* start *

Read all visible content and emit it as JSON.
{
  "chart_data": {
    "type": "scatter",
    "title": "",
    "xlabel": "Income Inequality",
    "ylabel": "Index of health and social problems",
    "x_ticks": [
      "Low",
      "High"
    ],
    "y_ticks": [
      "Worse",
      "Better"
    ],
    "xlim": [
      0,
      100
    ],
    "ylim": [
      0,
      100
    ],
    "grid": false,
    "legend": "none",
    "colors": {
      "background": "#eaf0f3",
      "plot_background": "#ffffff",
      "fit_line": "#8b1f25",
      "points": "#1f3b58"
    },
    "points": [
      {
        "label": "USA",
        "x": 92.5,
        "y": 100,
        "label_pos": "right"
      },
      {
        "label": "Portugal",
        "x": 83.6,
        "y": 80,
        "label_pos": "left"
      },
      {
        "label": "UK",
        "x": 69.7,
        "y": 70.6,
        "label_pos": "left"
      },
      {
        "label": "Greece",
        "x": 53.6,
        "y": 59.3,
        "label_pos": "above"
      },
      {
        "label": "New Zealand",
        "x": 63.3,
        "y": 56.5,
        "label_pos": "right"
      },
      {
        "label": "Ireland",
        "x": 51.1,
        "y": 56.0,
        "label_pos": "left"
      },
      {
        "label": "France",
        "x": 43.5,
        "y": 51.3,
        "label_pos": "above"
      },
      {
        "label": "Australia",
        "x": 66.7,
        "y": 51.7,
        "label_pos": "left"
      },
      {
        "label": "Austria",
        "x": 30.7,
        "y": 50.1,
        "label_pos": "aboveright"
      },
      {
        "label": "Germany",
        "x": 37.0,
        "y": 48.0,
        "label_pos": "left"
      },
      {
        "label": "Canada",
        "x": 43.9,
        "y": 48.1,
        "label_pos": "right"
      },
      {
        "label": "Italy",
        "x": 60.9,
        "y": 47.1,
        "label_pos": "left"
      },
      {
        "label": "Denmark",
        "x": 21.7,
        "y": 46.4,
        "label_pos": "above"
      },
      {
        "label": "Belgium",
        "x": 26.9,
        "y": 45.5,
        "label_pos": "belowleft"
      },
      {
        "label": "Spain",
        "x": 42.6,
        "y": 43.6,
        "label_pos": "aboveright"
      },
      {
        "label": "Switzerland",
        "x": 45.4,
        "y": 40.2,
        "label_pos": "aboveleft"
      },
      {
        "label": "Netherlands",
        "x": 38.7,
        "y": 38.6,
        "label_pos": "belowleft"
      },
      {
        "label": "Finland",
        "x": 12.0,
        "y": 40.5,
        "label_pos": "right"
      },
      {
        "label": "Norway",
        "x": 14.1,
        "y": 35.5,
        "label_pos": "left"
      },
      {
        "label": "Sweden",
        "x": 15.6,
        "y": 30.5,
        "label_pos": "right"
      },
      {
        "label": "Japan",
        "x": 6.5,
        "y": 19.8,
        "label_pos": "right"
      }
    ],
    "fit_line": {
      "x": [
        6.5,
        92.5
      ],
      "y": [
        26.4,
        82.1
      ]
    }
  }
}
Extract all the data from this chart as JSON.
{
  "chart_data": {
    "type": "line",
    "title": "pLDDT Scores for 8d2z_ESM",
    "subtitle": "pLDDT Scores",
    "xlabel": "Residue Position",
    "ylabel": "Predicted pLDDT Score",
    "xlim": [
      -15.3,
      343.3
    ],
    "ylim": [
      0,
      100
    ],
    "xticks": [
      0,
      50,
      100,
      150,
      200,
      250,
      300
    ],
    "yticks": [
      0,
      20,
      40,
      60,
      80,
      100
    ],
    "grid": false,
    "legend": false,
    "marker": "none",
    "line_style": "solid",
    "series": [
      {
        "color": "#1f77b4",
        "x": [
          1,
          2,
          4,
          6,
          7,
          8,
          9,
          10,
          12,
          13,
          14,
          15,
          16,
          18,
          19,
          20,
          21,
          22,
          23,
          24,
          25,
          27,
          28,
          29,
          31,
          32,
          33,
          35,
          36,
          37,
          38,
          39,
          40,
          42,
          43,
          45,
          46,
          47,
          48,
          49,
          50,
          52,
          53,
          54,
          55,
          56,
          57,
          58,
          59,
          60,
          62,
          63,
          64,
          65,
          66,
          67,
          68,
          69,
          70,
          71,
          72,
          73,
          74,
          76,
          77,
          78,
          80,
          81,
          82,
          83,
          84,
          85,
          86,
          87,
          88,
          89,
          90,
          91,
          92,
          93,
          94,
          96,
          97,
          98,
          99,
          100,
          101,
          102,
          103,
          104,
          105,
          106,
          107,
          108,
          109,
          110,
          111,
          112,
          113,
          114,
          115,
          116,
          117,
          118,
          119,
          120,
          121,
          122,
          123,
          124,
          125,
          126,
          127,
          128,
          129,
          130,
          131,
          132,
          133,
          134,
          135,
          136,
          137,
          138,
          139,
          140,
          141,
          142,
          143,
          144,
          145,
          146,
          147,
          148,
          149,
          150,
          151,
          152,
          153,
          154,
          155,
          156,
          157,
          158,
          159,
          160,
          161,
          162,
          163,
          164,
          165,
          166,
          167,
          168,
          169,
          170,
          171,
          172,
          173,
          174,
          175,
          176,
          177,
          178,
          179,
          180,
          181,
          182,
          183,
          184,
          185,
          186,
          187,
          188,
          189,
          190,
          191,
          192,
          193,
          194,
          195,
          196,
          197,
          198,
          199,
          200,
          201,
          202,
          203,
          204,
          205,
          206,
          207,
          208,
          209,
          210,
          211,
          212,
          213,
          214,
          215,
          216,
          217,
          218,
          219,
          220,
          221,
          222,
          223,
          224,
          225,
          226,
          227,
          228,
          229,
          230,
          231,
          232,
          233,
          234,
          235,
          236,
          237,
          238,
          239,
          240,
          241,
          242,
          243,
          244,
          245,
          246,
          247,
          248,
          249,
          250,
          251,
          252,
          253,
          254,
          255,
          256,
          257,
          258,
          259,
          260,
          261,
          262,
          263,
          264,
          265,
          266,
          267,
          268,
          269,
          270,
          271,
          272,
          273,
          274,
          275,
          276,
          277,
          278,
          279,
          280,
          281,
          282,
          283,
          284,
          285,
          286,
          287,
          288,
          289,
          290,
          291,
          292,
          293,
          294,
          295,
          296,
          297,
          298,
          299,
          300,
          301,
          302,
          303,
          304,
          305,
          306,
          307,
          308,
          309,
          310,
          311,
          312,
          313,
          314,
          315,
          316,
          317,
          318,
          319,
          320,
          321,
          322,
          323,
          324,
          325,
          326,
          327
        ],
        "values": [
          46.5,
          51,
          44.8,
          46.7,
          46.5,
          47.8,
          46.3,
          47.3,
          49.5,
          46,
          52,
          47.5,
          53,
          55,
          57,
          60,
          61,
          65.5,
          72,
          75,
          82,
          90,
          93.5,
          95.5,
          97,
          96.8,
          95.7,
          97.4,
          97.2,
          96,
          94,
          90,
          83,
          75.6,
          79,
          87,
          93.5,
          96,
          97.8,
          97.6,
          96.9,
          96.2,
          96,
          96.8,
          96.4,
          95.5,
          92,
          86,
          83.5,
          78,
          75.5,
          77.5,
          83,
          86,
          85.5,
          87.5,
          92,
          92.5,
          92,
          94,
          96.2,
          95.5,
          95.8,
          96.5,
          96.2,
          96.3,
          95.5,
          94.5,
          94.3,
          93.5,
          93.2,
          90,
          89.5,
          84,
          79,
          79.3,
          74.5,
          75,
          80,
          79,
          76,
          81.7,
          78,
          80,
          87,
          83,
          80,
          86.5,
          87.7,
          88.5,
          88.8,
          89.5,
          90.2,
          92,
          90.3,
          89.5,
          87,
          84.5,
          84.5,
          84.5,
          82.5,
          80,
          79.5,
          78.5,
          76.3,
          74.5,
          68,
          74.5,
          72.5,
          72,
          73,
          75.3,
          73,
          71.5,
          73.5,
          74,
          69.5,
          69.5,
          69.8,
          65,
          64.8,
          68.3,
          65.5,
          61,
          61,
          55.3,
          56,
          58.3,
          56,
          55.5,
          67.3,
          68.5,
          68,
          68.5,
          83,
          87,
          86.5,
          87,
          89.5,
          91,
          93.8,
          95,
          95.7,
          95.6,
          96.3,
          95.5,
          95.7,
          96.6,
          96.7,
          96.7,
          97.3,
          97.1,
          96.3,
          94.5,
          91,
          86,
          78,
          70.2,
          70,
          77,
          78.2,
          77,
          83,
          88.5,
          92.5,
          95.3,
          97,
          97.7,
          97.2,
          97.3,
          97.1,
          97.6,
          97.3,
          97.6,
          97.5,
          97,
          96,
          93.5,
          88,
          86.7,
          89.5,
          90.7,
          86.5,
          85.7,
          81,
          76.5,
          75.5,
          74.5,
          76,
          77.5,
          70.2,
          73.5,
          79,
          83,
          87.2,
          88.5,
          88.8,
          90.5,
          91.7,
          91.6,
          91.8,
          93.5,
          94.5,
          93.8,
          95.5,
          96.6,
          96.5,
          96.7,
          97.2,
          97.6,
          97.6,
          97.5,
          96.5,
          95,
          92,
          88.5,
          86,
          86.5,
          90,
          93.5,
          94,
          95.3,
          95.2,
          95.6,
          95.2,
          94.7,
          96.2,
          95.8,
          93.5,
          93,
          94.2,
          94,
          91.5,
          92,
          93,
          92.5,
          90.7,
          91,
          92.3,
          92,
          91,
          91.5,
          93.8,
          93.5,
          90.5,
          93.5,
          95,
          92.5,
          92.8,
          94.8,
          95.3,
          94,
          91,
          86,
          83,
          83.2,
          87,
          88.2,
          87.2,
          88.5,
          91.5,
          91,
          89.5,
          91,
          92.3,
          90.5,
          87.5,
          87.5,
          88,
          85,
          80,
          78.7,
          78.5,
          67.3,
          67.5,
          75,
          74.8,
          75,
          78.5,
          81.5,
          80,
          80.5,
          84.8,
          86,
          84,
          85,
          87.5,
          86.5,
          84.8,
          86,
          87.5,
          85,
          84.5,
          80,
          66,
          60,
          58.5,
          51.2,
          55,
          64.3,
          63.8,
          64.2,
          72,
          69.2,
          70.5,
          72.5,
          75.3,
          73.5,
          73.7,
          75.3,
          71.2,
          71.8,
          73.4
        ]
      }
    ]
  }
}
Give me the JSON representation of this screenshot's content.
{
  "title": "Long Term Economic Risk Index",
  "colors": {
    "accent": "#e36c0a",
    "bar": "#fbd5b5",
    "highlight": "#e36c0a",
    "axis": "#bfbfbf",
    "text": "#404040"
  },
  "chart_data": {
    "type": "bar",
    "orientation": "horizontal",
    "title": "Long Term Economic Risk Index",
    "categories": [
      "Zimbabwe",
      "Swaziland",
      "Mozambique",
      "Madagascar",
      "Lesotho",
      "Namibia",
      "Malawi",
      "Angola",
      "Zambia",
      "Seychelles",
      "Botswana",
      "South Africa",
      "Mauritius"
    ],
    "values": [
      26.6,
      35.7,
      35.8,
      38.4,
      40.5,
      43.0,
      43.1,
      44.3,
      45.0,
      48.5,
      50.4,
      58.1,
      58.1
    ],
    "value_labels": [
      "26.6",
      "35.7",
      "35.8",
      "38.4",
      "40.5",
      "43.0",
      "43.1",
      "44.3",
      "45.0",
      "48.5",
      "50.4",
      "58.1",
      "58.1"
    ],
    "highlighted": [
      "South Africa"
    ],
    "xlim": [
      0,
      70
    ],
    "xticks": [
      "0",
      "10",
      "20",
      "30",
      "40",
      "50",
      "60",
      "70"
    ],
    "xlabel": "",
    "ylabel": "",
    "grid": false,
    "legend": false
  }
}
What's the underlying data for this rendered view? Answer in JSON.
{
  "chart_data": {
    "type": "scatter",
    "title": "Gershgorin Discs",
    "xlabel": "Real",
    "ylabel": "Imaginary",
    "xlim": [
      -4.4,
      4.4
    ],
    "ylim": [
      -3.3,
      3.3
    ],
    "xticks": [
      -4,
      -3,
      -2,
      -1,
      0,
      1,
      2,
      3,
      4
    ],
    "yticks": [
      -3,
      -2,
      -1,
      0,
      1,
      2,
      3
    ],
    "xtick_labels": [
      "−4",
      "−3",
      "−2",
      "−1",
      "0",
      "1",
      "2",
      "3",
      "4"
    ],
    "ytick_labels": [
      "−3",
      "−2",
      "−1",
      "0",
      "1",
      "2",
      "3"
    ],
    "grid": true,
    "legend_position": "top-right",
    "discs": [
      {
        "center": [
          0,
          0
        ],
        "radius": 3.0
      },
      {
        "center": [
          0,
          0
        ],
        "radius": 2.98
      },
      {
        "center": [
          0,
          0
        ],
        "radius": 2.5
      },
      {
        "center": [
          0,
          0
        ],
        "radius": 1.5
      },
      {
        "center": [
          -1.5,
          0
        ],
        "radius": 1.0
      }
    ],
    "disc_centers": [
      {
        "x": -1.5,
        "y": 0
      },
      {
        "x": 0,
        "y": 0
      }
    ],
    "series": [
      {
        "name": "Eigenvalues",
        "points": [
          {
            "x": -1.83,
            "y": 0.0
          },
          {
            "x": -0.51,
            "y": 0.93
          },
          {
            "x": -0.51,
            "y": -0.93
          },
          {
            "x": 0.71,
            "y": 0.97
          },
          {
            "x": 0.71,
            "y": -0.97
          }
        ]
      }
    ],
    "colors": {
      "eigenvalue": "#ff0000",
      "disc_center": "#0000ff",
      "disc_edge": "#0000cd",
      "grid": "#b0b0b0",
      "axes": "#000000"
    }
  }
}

* end *

Look through the data above. Copy every line with the string "Scores" in it.

### Result below
    "title": "pLDDT Scores for 8d2z_ESM",
    "subtitle": "pLDDT Scores",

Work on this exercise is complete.